◆ Как выполнить задание ◆
Дословно перепишите часть фрагмента о рассказе Чехова «Огни», начиная со слов «Фон-Штенберг говорил Ананьеву» и заканчивая словами «рассказать свою историю.».

◆ Фрагмент текста ◆
Ананьев же, соблазнив Кисочку, трусливо, как вор, пробирается на вокзал, чтобы уехать из города. Но в вагоне, с наступлением ночи, когда он «один-на-один остался со своей совестью», перед ним встал образ обманутой доверчивой женщины, и он уже ясно чувствовал себя убийцей. Чтобы заглушить муки совести, он постарался прибегнуть к своим привычным «спасительным» идеям о бренности всего сущего. Но они на этот раз не только не «помогли», а, наоборот, представились во всей своей преступной сущности. Ананьев впервые отдал себе отчет в ненормальности этой философии. «Нормальное же мое мышление, как мне теперь кажется, началось только с того времени, когда я принялся за азбуку, т. е. тогда, когда совесть погнала меня назад в N., и я, не мудрствуя лукаво, покаялся перед Кисочкой, вымолил у нее, как мальчишка, прощение и поплакал вместе с ней…»

Инженер Ананьев своим рассказом не переубеждает студента фон-Штенберга. Ананьеву помог разобраться в бесчеловечной сущности разделявшейся им философии его жестокий и постыдный опыт и «здоровый, сильный русский мозг».

Фон-Штенберг говорил Ананьеву еще в начале их спора: «От наших мыслей никому ни тепло, ни холодно». И именно это замечание Штенберга дает повод Ананьеву рассказать свою историю.

Нет, от наших мыслей именно бывает людям и тепло и холодно, и светло и темно. Ужасно было Кисочке узнать, что даже тот, кого она считала чистым, передовым человеком, способен на обман. Если и без того она жила, «как в яме», то во что же превратилась ее жизнь после встречи с Ананьевым и его бегства!

Весь рассказ убеждал читателя в том, что мысль, идея, мировоззрение имеют колоссальное значение, что ложное мировоззрение может привести к злу, равносильному убийству.

Это еще раз возвращает нас к тому чувству, которое владело Чеховым, — к его сознанию своей страшной ответственности за мысли, идеи своих произведений.

В качестве врача Чехов, подобно своему доктору Астрову в «Дяде Ване», мучительно переживал случаи неблагоприятного для пациента исхода болезни, чувствуя свою вину и тогда, когда, как говорят, медицина бессильна.

Как писатель, он боялся за каждое свое слово, чтобы не повредить хоть чем-нибудь человеческой жизни.

И там и здесь — и в медицине и в литературе — это было сознанием ответственности за человеческую жизнь.

Вот почему такой мучительной, такой напряженной стала его тоска по ясному, определенному мировоззрению.

В том же 1888 году, когда были написаны «Огни», у Чехова возник замысел рассказа, который он хотел посвятить мучившей его теме о том, что «осмысленная жизнь без определенного мировоззрения — не жизнь, а тягота, ужас». Он хотел изобразить «человека здорового, молодого, влюбчивого, умеющего и выпить, и природой насладиться, и философствовать, не книжного и не разочарованного, а очень обыкновенного малого». Герой предполагавшегося рассказа «благодаря своему положению горожанина, любовника, мужа, мыслящего человека… волей-неволей наталкивается на вопросы, которые волей-неволей, во что бы то ни стало должен решать. А как решать их, не имея мировоззрения? Как?»

(Данные для распознавания макета документа)

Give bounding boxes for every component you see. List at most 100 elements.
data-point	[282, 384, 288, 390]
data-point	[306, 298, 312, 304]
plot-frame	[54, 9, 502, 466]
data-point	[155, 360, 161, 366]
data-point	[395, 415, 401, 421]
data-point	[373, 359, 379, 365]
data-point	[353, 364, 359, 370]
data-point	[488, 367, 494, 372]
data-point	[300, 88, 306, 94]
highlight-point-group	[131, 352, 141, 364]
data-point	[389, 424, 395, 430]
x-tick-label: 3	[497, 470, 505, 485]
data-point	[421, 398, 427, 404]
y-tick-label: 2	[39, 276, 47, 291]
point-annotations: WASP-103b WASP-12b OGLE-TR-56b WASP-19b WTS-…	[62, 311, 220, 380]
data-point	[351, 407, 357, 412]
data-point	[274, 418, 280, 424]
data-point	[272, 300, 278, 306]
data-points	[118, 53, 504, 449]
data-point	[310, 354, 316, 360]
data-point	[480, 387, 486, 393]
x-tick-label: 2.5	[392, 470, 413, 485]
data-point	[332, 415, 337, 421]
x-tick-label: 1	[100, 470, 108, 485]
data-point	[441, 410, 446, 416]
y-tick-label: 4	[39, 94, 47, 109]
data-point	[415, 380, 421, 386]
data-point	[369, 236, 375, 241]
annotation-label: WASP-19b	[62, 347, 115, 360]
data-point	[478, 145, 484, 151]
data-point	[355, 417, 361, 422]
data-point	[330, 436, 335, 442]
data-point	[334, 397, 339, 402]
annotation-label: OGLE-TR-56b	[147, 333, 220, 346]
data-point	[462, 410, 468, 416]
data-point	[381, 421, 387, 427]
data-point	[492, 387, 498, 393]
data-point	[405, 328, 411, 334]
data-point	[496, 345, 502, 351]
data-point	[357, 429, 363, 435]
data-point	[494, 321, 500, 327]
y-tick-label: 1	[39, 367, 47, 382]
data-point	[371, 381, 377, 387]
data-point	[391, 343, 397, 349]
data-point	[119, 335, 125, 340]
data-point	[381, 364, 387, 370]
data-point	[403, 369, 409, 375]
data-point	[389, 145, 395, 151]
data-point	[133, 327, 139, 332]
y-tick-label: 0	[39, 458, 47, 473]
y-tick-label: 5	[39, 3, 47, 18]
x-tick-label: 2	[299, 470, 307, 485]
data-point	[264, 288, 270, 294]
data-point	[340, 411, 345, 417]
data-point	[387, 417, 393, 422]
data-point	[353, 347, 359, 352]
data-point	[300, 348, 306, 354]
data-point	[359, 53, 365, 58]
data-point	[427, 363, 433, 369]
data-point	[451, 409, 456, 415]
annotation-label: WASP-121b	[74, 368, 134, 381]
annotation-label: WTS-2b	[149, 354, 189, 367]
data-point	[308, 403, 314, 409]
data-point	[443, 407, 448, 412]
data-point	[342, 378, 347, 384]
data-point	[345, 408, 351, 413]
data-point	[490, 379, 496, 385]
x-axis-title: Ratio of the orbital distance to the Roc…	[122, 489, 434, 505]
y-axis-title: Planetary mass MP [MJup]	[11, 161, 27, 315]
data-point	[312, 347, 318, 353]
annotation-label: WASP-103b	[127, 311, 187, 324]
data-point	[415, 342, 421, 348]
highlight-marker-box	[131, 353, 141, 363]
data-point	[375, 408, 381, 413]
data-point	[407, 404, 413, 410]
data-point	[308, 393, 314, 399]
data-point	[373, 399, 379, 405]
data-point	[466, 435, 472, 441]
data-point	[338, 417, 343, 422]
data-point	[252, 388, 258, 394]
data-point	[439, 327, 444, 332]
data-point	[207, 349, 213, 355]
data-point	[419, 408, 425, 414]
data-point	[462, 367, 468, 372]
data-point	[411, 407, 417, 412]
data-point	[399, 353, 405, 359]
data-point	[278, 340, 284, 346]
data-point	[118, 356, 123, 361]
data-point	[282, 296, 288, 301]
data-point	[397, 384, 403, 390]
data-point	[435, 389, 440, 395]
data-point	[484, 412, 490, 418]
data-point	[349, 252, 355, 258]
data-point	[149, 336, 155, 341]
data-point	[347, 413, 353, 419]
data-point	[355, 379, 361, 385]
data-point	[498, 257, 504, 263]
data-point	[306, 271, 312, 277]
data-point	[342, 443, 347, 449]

◆ Ответ на задание ◆
Фон-Штенберг говорил Ананьеву еще в начале их спора: «От наших мыслей никому ни тепло, ни холодно». И именно это замечание Штенберга дает повод Ананьеву рассказать свою историю.